→ **ASSIGNED TASK**: Carry on the story of Mathew Findley, the Balgownie footballer who went to war, from the point where it stops.

Being born and bred in Balgownie in the heart of the northern Illawarra coalfields, of course Mathew Findley was going to be a footballer, just not one of any great note, sadly.
Mathew was one of the lucky ones, he enjoyed his football as a right winger with the Fairy Meadow Rosebuds, went to war as a 24 year old miner, returned home, almost unscathed, got married, and lived a full and happy life, outliving many of his contemporaries.
The son of a butcher who was bankrupted while Mat was still young, Findley went into the mines and was one of the first from Balgownie to enlist, signing up in Liverpool on April 9, 1915 and being assigned to C Company of the 19th Battalion AIF. Four months later he was shot in the right calf at Gallipoli and found himself hospitalised in Malta recuperating. Not a good spot for a right winger to be shot.

Document structure recognition data
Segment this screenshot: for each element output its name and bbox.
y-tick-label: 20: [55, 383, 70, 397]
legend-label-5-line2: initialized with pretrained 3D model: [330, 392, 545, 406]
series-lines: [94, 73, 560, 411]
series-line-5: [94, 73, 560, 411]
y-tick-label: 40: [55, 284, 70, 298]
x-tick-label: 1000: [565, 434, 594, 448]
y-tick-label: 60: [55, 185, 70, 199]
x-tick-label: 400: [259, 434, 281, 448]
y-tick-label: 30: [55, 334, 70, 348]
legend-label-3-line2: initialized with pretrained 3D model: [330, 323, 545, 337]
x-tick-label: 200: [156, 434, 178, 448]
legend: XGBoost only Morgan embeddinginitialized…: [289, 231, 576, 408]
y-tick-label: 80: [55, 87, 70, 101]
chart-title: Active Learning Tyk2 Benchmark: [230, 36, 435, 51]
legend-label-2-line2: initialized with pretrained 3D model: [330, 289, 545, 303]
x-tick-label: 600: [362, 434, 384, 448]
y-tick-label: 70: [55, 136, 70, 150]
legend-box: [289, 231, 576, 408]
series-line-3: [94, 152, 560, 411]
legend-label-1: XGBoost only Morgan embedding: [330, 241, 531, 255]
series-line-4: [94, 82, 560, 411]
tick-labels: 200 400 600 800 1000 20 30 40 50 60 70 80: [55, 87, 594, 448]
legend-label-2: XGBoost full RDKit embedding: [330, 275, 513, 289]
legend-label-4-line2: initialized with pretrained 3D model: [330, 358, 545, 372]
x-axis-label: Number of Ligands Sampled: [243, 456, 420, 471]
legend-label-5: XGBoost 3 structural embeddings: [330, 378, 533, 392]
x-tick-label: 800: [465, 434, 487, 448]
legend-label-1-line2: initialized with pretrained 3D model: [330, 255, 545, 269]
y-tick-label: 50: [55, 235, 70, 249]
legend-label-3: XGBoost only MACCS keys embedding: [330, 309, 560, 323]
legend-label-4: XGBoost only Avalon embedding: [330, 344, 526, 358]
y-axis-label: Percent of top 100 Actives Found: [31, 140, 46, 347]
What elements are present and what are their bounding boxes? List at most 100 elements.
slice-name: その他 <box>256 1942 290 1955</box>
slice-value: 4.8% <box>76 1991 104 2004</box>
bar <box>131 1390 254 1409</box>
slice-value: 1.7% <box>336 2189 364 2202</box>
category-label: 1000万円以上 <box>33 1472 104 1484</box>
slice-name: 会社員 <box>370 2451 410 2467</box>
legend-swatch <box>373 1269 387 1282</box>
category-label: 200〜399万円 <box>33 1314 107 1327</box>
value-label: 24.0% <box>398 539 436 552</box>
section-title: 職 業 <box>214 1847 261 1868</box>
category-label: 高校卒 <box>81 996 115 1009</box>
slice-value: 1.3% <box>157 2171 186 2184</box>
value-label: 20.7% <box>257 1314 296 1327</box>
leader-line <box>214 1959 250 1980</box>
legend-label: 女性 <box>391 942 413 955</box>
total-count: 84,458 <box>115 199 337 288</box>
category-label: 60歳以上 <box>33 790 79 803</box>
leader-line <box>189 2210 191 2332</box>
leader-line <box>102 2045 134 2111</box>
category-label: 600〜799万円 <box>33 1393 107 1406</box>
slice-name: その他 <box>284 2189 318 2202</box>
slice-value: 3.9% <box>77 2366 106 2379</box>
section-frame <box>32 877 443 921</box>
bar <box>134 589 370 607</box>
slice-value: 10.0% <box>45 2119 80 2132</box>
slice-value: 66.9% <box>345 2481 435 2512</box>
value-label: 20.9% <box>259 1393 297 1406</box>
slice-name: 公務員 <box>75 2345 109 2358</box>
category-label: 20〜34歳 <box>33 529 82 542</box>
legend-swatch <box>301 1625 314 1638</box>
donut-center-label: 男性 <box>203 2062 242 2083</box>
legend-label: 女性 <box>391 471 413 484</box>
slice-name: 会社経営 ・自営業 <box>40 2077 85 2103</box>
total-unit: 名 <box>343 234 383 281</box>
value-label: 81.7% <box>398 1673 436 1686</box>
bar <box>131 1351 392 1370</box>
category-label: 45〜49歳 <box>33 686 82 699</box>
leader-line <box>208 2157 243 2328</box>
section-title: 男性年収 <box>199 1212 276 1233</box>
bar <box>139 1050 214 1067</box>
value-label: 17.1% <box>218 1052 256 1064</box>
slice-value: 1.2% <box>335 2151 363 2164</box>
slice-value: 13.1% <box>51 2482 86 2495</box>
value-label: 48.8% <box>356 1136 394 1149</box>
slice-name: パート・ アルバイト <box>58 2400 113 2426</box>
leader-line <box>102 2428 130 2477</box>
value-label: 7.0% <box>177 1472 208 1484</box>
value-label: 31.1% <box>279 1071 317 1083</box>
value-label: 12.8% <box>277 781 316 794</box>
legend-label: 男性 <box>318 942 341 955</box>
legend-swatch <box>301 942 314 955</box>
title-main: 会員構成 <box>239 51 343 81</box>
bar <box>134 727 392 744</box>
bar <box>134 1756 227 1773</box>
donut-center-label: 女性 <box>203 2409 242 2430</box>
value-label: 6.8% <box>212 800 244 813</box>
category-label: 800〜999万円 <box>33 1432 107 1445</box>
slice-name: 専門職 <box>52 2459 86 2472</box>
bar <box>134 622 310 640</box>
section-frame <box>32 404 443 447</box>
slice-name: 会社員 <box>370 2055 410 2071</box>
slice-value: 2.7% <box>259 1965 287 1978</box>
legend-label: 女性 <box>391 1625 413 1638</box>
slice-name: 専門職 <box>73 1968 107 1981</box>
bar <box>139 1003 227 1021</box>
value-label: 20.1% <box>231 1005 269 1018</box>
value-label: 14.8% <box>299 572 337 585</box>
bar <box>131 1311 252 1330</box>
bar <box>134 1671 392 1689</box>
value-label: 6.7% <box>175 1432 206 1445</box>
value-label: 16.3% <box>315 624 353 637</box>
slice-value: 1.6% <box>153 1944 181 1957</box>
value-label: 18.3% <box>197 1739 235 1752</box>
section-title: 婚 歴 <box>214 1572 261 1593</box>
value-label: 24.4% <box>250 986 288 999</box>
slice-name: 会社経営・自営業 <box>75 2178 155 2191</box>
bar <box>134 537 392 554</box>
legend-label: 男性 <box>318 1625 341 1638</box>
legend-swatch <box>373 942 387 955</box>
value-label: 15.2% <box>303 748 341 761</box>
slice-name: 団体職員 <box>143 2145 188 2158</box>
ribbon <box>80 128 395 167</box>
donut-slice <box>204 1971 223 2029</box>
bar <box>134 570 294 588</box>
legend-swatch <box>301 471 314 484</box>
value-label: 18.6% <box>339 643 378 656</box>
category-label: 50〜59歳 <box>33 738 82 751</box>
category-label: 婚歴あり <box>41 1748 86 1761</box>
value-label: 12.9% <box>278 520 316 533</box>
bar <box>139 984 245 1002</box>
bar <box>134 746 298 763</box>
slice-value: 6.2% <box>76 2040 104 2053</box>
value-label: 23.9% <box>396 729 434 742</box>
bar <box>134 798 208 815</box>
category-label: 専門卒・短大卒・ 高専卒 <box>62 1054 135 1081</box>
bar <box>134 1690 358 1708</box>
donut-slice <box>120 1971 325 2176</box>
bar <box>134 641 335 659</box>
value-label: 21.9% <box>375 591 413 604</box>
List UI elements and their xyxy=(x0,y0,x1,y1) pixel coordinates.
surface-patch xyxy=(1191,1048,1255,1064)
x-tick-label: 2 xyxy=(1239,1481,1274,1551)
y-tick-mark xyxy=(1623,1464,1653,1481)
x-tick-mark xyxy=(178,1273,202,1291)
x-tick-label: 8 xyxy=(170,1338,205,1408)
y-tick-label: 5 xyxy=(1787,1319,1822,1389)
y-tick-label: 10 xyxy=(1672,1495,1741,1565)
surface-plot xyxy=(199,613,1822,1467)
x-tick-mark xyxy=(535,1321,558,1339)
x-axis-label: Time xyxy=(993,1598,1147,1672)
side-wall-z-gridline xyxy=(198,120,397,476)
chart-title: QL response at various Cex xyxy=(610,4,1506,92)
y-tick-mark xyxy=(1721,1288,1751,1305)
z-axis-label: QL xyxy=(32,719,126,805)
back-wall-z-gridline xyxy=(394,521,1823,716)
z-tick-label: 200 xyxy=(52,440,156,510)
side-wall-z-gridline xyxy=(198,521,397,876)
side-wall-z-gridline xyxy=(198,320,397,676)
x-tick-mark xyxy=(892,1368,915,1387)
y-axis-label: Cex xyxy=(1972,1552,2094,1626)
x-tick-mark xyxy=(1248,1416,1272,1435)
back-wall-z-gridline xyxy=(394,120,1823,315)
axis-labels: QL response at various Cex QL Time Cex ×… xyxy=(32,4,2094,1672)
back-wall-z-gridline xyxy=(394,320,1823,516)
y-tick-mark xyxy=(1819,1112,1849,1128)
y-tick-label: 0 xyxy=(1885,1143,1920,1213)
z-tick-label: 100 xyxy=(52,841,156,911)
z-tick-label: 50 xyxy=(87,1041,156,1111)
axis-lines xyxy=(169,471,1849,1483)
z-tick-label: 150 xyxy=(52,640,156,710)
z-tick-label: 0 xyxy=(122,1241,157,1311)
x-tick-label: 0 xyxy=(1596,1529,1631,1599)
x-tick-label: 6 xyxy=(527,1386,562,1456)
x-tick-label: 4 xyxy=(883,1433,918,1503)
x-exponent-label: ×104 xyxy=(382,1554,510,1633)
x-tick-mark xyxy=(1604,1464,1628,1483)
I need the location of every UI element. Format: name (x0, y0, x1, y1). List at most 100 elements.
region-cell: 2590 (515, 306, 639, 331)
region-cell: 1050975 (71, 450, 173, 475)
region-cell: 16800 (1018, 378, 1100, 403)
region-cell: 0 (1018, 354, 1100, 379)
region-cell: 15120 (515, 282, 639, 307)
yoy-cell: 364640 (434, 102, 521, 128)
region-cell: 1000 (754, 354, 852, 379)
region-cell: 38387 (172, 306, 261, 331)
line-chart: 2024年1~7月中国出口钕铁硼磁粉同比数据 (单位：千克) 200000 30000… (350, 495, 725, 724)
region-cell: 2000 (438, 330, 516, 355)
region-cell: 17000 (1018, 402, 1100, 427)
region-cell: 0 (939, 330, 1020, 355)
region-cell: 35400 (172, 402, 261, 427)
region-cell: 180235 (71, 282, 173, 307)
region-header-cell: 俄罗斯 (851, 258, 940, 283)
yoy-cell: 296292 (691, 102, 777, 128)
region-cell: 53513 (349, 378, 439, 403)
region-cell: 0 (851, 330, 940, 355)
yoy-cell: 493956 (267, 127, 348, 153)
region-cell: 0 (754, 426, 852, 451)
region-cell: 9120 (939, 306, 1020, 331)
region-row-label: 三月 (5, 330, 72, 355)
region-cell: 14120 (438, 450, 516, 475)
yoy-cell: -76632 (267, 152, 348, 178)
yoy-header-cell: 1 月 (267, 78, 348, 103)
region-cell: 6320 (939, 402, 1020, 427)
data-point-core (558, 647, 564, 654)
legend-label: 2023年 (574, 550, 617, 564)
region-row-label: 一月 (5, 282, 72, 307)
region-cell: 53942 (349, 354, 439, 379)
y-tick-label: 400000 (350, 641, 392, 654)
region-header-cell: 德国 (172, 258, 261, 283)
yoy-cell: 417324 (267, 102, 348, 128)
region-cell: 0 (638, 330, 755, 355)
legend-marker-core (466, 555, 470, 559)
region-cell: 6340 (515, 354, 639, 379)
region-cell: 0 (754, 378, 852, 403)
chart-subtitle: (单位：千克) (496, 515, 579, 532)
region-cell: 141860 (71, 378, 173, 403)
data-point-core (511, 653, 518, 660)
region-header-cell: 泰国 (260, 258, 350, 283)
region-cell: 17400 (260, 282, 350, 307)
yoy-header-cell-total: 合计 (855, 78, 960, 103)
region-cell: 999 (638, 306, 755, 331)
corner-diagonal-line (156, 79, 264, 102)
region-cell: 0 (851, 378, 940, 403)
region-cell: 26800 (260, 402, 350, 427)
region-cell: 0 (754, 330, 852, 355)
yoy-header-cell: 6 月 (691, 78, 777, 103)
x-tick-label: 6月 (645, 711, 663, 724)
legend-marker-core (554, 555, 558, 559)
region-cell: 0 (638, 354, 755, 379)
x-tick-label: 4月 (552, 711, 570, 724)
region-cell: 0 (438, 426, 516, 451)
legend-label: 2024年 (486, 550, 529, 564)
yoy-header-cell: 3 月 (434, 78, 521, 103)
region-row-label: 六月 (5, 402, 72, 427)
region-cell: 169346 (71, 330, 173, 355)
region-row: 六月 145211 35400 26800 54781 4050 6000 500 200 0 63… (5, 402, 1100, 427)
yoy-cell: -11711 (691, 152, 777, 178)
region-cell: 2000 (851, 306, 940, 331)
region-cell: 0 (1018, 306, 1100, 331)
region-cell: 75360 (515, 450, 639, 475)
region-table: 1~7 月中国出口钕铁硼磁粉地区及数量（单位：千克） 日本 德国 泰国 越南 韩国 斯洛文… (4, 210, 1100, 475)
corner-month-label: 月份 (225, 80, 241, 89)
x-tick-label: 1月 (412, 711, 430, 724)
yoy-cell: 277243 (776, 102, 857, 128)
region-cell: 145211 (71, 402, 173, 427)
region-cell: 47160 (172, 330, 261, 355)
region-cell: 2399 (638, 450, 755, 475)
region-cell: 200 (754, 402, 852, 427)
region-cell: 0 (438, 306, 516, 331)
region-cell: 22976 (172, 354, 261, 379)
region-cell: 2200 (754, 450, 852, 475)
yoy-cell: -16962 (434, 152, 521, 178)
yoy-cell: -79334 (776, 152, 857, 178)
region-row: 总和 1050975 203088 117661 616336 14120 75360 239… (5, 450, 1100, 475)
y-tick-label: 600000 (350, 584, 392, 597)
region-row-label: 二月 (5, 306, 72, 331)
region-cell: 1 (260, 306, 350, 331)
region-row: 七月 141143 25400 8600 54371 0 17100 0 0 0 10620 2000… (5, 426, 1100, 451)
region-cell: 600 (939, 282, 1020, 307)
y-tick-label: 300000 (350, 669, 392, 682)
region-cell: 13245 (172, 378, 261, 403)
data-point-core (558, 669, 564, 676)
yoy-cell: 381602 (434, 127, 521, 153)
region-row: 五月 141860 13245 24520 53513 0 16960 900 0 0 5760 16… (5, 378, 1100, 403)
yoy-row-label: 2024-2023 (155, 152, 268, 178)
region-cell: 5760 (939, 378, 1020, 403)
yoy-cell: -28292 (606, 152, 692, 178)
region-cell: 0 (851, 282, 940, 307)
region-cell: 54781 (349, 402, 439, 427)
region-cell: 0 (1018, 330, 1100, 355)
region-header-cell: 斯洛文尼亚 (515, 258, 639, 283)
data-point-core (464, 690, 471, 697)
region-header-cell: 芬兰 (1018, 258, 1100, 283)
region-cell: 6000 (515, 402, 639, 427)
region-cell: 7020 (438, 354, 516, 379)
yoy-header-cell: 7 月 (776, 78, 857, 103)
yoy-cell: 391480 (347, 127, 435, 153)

→ **REPLY TO THE TASK**:
Ellis rejoined his unit for a second crack at the Dardanelles before they pulled out of the peninsula and headed to the trenches of France where his footballing career effectively came to an end after he received a second gunshot wound to his right leg.
Ellis married in 1923 and his life took him out of the mines, taking up the trade of an electrician. He and Dulcie were married for 27 years before her untimely death in 1950 Mathew then lived another 18 years and the couple were laid to rest in the Woronora Cemetery at Sutherland in Sydney’s south.